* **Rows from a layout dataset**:
┌──

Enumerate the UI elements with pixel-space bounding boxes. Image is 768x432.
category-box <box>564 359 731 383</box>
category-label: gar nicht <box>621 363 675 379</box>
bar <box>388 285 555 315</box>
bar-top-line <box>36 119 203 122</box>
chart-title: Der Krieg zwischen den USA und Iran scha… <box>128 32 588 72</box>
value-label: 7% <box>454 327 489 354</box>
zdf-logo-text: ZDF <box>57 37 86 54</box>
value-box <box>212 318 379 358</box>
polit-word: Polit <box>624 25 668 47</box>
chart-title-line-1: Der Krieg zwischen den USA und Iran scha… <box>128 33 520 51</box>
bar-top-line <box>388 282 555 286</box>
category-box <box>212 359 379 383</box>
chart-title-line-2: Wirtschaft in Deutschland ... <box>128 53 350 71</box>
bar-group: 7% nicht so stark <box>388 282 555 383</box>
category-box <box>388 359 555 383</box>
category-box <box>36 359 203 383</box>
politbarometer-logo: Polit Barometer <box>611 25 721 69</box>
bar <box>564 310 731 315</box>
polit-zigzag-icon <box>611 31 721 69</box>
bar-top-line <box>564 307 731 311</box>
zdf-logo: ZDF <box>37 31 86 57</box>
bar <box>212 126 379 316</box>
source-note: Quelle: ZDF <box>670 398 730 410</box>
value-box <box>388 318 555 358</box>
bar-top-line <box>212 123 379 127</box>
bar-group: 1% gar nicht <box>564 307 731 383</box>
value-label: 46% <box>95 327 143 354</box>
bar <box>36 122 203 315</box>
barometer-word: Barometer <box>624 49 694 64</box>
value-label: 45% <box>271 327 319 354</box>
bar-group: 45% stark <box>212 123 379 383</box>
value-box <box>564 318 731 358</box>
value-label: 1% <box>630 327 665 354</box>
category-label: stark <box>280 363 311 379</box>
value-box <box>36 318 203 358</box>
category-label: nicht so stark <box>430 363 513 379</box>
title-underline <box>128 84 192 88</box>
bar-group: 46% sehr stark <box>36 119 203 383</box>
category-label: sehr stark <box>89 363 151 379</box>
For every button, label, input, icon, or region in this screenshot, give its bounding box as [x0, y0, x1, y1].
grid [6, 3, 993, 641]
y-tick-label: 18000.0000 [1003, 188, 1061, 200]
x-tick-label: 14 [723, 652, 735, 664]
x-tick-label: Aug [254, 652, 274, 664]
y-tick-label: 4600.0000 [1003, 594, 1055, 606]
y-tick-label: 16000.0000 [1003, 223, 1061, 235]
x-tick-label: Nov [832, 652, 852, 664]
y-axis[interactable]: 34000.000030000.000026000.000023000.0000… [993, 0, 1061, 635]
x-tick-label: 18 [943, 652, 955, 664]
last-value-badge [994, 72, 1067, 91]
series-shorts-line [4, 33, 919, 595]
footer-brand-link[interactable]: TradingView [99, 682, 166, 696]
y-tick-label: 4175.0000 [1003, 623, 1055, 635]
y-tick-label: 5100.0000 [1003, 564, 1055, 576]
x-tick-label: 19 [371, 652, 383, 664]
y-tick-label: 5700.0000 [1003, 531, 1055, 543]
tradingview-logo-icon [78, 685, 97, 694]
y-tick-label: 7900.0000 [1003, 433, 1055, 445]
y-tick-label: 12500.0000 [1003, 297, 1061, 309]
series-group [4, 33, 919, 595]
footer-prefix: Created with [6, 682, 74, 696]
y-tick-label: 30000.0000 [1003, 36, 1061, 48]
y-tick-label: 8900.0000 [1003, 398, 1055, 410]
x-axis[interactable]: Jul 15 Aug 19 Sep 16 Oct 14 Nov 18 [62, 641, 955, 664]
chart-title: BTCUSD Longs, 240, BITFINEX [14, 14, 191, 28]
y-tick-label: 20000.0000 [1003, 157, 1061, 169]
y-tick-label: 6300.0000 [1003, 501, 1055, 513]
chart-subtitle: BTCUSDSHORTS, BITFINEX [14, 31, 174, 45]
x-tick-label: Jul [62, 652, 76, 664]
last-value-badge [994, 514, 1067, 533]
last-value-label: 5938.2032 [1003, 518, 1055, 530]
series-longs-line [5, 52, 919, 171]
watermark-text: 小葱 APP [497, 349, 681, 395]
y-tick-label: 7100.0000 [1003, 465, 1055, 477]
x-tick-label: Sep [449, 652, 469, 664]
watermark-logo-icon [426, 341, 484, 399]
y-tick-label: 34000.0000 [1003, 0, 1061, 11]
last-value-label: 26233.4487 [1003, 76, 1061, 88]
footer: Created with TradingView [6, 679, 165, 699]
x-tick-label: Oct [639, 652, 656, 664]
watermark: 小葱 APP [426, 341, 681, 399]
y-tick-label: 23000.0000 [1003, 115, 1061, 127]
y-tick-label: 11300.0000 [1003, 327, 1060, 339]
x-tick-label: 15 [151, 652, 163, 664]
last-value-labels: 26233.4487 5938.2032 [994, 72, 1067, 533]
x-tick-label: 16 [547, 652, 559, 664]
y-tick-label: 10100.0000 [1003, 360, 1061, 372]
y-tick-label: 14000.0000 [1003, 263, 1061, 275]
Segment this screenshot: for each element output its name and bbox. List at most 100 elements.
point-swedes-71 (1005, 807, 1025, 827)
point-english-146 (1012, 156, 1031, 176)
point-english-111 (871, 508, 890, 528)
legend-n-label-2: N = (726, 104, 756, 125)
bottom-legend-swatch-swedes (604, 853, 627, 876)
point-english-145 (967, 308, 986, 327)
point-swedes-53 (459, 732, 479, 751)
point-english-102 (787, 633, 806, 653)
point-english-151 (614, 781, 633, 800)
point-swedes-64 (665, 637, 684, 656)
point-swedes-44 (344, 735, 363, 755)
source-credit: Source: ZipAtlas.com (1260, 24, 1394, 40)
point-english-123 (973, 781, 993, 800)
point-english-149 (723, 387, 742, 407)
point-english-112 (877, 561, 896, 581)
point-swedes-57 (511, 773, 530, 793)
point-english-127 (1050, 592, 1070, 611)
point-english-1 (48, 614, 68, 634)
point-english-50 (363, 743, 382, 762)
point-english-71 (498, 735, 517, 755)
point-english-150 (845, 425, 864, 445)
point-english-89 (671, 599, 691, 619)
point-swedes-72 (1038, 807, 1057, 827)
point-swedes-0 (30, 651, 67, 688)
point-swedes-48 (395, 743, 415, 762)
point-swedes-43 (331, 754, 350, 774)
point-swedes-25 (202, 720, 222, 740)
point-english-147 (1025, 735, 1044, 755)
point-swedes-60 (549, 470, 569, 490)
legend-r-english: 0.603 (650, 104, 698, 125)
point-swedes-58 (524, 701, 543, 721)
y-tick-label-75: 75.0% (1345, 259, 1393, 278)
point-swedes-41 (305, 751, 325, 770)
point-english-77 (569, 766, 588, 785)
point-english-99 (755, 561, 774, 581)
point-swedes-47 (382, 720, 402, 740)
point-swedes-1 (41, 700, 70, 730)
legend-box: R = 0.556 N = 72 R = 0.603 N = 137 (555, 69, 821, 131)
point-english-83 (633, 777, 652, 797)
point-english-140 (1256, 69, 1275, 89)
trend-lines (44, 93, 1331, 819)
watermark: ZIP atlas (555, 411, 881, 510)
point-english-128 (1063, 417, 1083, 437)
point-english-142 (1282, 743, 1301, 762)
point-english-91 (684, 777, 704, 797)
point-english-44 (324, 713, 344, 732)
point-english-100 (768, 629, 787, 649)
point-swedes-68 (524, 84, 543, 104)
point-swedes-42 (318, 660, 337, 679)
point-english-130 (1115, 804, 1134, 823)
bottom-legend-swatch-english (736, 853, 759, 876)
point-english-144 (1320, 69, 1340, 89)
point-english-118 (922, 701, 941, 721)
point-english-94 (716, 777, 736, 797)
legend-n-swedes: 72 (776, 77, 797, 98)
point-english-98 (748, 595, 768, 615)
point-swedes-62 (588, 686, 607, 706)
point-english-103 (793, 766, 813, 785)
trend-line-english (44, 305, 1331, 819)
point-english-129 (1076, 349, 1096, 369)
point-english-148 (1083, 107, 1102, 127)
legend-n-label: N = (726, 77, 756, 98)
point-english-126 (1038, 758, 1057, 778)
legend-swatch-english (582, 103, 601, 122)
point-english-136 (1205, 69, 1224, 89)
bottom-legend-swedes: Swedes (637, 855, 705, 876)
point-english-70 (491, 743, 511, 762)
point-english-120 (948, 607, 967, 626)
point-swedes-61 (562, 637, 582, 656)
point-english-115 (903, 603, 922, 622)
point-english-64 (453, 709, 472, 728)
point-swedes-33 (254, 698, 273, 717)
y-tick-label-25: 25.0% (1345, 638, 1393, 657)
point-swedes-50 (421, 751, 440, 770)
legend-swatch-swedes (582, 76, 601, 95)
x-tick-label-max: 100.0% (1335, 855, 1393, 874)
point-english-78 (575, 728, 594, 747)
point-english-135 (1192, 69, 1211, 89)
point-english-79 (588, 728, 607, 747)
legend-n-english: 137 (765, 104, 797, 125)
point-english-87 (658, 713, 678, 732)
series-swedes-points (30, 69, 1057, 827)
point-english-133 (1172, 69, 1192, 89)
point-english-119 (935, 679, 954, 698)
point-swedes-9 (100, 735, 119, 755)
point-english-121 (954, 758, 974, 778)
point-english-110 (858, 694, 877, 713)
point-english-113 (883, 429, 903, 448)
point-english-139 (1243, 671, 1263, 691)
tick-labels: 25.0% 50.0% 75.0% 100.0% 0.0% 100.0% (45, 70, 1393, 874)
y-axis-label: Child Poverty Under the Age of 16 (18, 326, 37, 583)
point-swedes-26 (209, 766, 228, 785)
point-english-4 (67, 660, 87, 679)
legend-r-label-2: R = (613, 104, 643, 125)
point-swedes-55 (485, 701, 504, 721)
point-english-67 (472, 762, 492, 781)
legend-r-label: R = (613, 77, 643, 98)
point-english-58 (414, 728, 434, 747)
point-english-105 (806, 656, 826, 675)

└──

* **Problem to solve**: Copy out the rows from the first one through the line holding "bar-top-line <box>564 307 731 311</box>", inclusive, with each line kept as it is.

* **Answer below**:
Enumerate the UI elements with pixel-space bounding boxes. Image is 768x432.
category-box <box>564 359 731 383</box>
category-label: gar nicht <box>621 363 675 379</box>
bar <box>388 285 555 315</box>
bar-top-line <box>36 119 203 122</box>
chart-title: Der Krieg zwischen den USA und Iran scha… <box>128 32 588 72</box>
value-label: 7% <box>454 327 489 354</box>
zdf-logo-text: ZDF <box>57 37 86 54</box>
value-box <box>212 318 379 358</box>
polit-word: Polit <box>624 25 668 47</box>
chart-title-line-1: Der Krieg zwischen den USA und Iran scha… <box>128 33 520 51</box>
bar-top-line <box>388 282 555 286</box>
category-box <box>212 359 379 383</box>
chart-title-line-2: Wirtschaft in Deutschland ... <box>128 53 350 71</box>
bar-group: 7% nicht so stark <box>388 282 555 383</box>
category-box <box>388 359 555 383</box>
category-box <box>36 359 203 383</box>
politbarometer-logo: Polit Barometer <box>611 25 721 69</box>
bar <box>564 310 731 315</box>
polit-zigzag-icon <box>611 31 721 69</box>
bar-top-line <box>564 307 731 311</box>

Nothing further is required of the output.